• _DATA EXTRACT_:
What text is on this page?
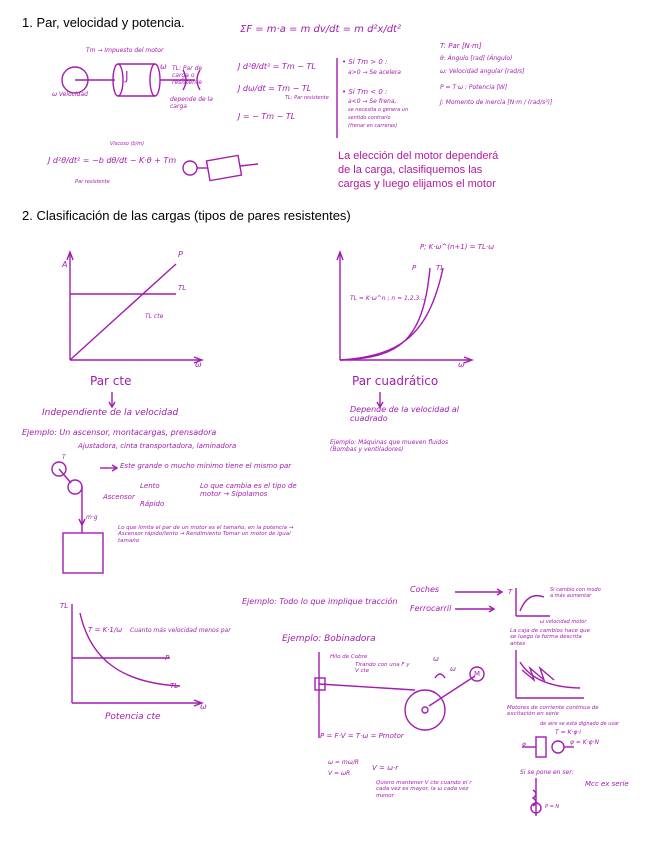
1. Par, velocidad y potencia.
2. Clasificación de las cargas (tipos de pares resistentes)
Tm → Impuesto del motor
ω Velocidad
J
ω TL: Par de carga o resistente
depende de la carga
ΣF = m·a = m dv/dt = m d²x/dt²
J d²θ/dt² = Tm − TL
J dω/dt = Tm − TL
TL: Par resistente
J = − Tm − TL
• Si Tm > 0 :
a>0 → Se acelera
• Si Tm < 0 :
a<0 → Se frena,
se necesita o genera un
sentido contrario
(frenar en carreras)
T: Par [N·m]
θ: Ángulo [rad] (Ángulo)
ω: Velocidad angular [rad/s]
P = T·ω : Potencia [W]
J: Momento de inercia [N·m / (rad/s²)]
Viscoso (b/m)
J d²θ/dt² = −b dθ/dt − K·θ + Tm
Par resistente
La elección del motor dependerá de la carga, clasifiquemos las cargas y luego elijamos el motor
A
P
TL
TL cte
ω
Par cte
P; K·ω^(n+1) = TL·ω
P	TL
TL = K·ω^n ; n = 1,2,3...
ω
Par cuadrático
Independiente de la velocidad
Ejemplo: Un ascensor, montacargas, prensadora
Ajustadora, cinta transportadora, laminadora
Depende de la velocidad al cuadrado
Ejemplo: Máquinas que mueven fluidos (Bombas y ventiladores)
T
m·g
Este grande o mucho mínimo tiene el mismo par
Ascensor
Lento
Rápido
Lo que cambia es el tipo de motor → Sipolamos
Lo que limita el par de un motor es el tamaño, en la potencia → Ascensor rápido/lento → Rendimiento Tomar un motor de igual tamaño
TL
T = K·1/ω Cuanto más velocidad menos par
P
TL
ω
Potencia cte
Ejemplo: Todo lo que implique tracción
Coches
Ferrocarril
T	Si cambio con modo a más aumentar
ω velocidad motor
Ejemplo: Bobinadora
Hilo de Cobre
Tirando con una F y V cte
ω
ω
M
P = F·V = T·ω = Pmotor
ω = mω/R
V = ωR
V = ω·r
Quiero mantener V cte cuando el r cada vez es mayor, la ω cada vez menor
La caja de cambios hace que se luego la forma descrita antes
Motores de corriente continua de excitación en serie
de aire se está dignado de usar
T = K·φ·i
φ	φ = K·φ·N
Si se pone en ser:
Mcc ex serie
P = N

• _SHORT PROBLEM_: Skip the pictures, then retype every line above exactly.

• _FINAL ANSWER_:
What text is on this page?
1. Par, velocidad y potencia.
2. Clasificación de las cargas (tipos de pares resistentes)
Tm → Impuesto del motor
ω Velocidad
J
ω TL: Par de carga o resistente
depende de la carga
ΣF = m·a = m dv/dt = m d²x/dt²
J d²θ/dt² = Tm − TL
J dω/dt = Tm − TL
TL: Par resistente
J = − Tm − TL
• Si Tm > 0 :
a>0 → Se acelera
• Si Tm < 0 :
a<0 → Se frena,
se necesita o genera un
sentido contrario
(frenar en carreras)
T: Par [N·m]
θ: Ángulo [rad] (Ángulo)
ω: Velocidad angular [rad/s]
P = T·ω : Potencia [W]
J: Momento de inercia [N·m / (rad/s²)]
Viscoso (b/m)
J d²θ/dt² = −b dθ/dt − K·θ + Tm
Par resistente
La elección del motor dependerá de la carga, clasifiquemos las cargas y luego elijamos el motor
A
P
TL
TL cte
ω
Par cte
P; K·ω^(n+1) = TL·ω
P	TL
TL = K·ω^n ; n = 1,2,3...
ω
Par cuadrático
Independiente de la velocidad
Ejemplo: Un ascensor, montacargas, prensadora
Ajustadora, cinta transportadora, laminadora
Depende de la velocidad al cuadrado
Ejemplo: Máquinas que mueven fluidos (Bombas y ventiladores)
T
m·g
Este grande o mucho mínimo tiene el mismo par
Ascensor
Lento
Rápido
Lo que cambia es el tipo de motor → Sipolamos
Lo que limita el par de un motor es el tamaño, en la potencia → Ascensor rápido/lento → Rendimiento Tomar un motor de igual tamaño
TL
T = K·1/ω Cuanto más velocidad menos par
P
TL
ω
Potencia cte
Ejemplo: Todo lo que implique tracción
Coches
Ferrocarril
T	Si cambio con modo a más aumentar
ω velocidad motor
Ejemplo: Bobinadora
Hilo de Cobre
Tirando con una F y V cte
ω
ω
M
P = F·V = T·ω = Pmotor
ω = mω/R
V = ωR
V = ω·r
Quiero mantener V cte cuando el r cada vez es mayor, la ω cada vez menor
La caja de cambios hace que se luego la forma descrita antes
Motores de corriente continua de excitación en serie
de aire se está dignado de usar
T = K·φ·i
φ	φ = K·φ·N
Si se pone en ser:
Mcc ex serie
P = N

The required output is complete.